- SET EXERCISE
From the entries that follow, list every line in which the string "ffffff" appears.

** begin SUPPLIED ENTRIES **

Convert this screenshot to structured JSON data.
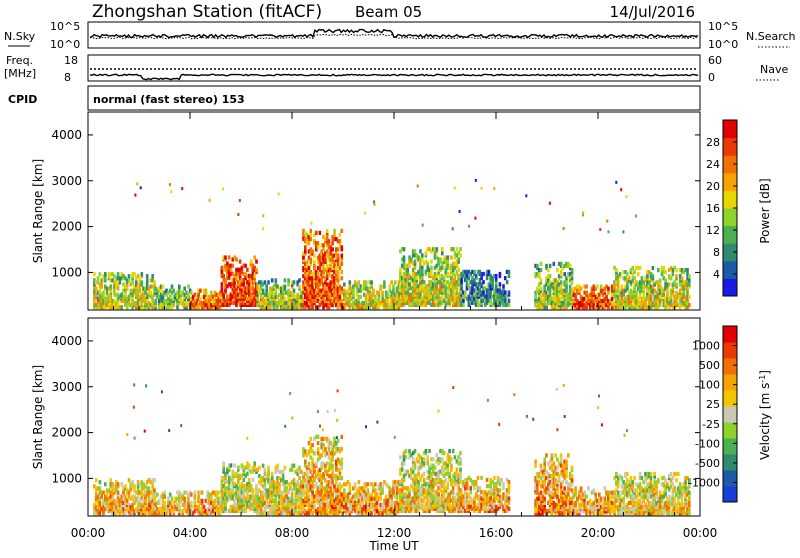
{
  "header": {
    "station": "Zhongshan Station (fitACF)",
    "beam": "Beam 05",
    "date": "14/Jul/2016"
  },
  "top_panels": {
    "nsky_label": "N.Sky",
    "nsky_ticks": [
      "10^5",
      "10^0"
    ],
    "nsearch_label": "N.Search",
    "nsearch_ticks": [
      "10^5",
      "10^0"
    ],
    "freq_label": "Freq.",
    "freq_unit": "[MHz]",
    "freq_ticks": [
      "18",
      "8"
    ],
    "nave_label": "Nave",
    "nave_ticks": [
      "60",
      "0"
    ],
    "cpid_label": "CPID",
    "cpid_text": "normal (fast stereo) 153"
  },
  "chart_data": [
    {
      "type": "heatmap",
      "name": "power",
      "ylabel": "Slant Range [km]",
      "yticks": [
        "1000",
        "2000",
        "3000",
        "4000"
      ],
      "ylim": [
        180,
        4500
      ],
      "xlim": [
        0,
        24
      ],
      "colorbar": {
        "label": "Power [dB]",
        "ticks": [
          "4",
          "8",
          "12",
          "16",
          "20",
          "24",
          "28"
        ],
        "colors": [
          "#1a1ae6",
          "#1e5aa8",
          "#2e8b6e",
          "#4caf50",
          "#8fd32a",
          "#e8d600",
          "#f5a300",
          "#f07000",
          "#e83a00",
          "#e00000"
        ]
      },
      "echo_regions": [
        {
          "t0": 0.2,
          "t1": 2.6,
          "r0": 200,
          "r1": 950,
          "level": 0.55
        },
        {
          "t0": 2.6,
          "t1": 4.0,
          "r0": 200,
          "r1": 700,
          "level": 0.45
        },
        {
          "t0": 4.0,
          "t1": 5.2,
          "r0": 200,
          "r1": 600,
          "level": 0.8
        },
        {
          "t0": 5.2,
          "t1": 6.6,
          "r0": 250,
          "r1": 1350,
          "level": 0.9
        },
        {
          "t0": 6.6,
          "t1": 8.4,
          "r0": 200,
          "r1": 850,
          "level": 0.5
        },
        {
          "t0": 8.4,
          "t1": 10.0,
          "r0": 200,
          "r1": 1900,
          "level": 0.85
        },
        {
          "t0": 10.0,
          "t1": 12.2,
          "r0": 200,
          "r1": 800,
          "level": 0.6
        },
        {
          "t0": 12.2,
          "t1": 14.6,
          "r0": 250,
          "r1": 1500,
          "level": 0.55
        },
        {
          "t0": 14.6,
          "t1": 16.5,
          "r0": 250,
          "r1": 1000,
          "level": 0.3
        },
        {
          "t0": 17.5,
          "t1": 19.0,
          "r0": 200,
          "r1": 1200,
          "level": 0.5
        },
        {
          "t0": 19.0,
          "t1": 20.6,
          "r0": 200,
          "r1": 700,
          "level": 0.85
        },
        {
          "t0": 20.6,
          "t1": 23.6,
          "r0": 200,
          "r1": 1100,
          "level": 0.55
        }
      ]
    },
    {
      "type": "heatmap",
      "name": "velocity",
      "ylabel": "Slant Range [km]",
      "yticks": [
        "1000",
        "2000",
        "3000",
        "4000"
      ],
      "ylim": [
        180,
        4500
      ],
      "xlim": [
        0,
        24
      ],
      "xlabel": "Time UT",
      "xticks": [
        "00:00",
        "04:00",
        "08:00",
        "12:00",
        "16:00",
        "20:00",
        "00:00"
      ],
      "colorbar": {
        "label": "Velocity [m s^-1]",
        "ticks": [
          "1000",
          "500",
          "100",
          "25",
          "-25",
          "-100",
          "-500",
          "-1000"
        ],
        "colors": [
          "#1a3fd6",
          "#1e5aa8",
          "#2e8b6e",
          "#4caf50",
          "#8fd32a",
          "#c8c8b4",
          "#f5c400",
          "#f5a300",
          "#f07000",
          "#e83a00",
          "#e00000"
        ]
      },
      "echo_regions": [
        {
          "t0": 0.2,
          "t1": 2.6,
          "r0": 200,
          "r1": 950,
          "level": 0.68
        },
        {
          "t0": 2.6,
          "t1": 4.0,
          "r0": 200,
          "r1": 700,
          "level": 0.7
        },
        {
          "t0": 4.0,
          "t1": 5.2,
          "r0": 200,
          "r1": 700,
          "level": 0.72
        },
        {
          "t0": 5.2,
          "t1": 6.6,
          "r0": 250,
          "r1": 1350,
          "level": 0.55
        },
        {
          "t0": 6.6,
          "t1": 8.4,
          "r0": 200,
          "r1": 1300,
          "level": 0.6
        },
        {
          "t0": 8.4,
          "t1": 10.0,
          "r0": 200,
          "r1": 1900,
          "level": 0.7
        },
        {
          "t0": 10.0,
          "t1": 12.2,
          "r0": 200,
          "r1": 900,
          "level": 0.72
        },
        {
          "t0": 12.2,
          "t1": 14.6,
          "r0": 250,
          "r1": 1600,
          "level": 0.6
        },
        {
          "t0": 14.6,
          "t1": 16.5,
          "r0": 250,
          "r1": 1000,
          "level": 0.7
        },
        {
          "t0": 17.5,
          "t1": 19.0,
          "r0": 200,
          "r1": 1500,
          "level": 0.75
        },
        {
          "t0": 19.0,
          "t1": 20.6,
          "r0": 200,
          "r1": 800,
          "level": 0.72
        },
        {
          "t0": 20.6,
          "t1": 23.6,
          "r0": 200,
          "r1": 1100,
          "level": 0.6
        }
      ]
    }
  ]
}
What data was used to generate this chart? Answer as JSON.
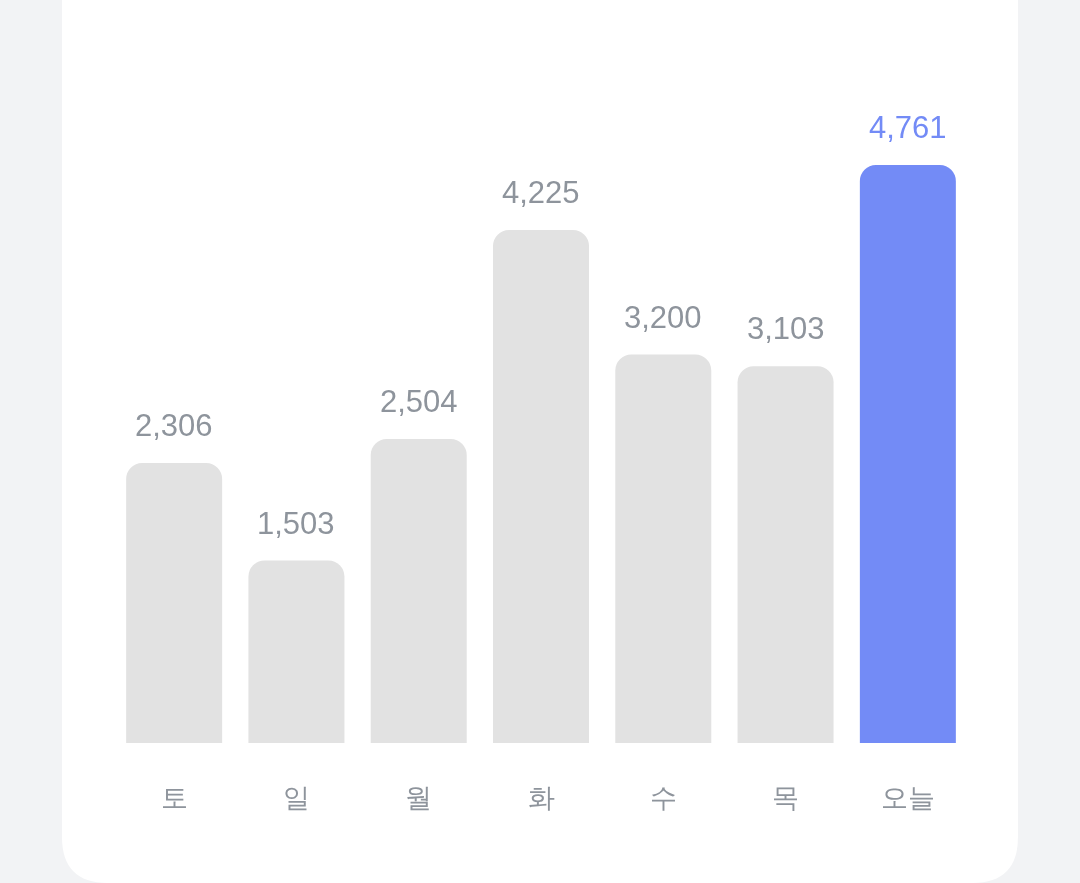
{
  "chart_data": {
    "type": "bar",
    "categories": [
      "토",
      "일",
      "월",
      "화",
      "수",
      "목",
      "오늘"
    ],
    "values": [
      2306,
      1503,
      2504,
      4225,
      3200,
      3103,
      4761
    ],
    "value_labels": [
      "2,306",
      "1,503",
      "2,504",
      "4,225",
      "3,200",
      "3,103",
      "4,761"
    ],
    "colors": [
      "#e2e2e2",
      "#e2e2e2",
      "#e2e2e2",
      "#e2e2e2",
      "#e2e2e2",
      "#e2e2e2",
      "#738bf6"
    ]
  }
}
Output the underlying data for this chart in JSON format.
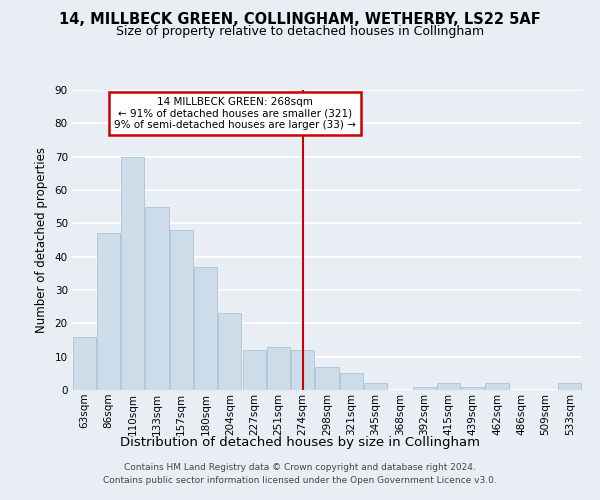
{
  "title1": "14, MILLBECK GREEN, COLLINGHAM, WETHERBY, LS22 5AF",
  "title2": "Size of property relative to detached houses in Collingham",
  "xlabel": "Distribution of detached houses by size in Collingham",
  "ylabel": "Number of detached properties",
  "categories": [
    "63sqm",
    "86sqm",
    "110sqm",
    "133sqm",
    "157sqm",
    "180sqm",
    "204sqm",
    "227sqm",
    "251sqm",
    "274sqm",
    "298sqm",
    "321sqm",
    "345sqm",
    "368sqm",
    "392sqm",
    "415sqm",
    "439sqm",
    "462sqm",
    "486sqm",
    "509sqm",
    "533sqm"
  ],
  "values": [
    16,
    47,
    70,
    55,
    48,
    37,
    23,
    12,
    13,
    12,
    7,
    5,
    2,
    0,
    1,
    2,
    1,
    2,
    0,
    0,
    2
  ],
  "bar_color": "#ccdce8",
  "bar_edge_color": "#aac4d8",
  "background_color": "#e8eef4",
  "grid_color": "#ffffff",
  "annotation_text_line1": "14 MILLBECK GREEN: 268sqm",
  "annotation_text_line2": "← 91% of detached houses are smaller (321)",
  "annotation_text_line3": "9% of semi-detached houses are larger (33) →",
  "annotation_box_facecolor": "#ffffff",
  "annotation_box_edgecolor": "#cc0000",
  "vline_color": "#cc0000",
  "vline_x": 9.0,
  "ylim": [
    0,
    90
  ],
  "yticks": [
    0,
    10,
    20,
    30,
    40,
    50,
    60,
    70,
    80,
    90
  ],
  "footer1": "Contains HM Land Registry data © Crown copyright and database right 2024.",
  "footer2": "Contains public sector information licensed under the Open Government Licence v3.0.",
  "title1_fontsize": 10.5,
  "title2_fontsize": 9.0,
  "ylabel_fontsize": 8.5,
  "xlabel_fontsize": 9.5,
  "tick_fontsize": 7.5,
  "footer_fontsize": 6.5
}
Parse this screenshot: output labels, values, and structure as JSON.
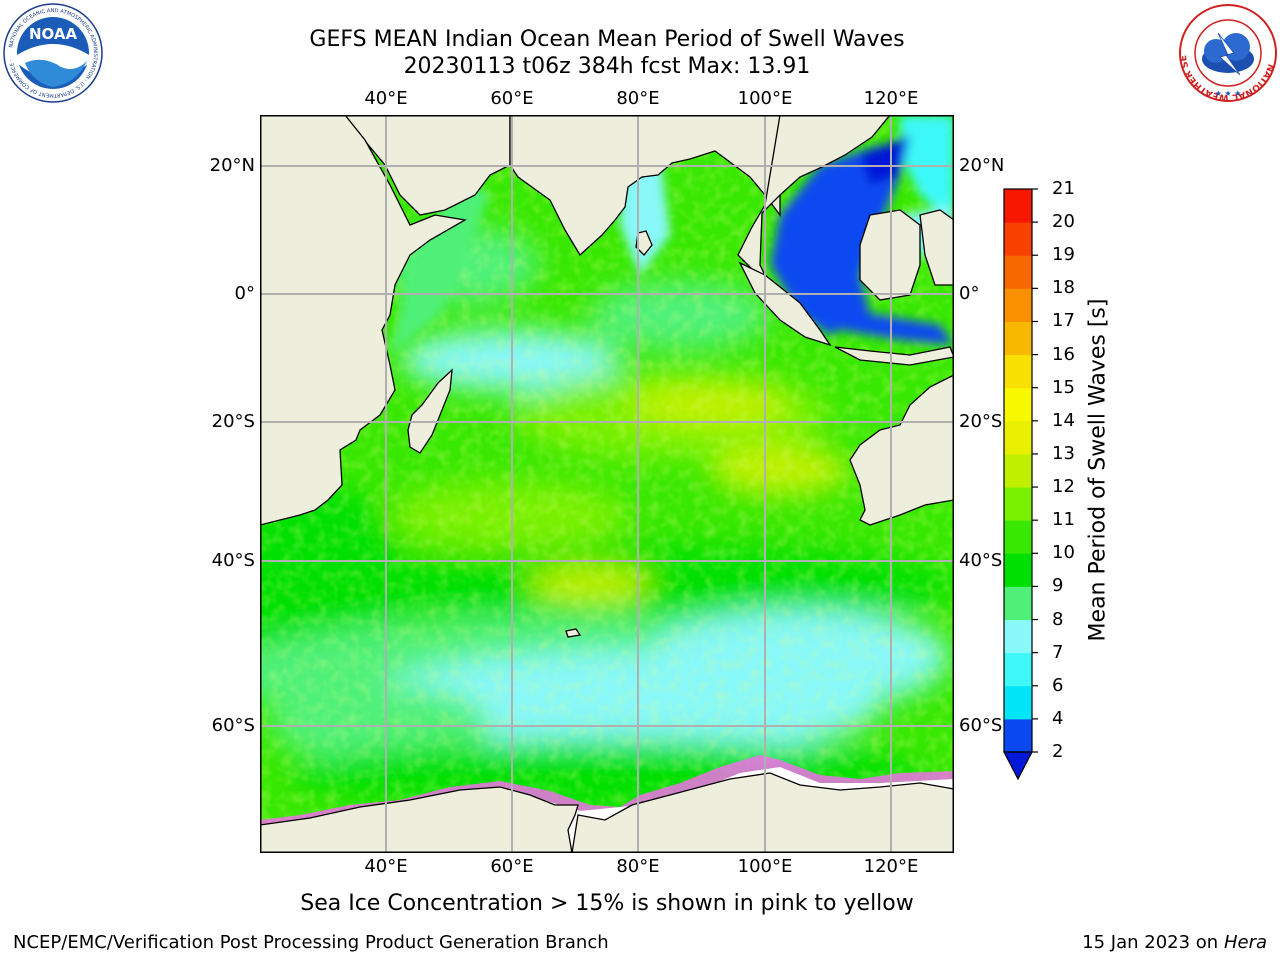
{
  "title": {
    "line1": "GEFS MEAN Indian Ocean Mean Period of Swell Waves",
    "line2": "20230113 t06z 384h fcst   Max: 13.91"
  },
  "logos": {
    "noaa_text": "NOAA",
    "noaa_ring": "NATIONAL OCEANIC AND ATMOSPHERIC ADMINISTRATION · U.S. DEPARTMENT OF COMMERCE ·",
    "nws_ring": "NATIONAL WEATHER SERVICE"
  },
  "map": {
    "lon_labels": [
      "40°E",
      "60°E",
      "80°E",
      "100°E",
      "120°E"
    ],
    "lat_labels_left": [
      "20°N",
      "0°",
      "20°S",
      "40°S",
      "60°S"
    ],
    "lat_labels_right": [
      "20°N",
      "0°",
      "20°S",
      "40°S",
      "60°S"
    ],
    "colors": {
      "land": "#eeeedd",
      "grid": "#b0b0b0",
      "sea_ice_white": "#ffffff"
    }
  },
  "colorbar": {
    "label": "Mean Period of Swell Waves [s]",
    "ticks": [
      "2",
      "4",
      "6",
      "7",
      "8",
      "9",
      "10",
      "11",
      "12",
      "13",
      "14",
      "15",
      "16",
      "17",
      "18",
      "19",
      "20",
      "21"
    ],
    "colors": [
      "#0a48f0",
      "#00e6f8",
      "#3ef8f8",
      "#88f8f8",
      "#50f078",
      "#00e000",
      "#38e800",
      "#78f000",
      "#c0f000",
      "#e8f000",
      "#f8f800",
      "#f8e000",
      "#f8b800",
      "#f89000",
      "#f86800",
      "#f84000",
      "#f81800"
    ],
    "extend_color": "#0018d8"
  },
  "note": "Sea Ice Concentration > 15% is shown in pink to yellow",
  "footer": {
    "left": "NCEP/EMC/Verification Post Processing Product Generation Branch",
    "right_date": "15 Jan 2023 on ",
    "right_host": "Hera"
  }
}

** end SUPPLIED ENTRIES **

- RESULT OF THE TASK
  "grid_color": "#ffffff",
  "annotation_box_facecolor": "#ffffff",
      "sea_ice_white": "#ffffff"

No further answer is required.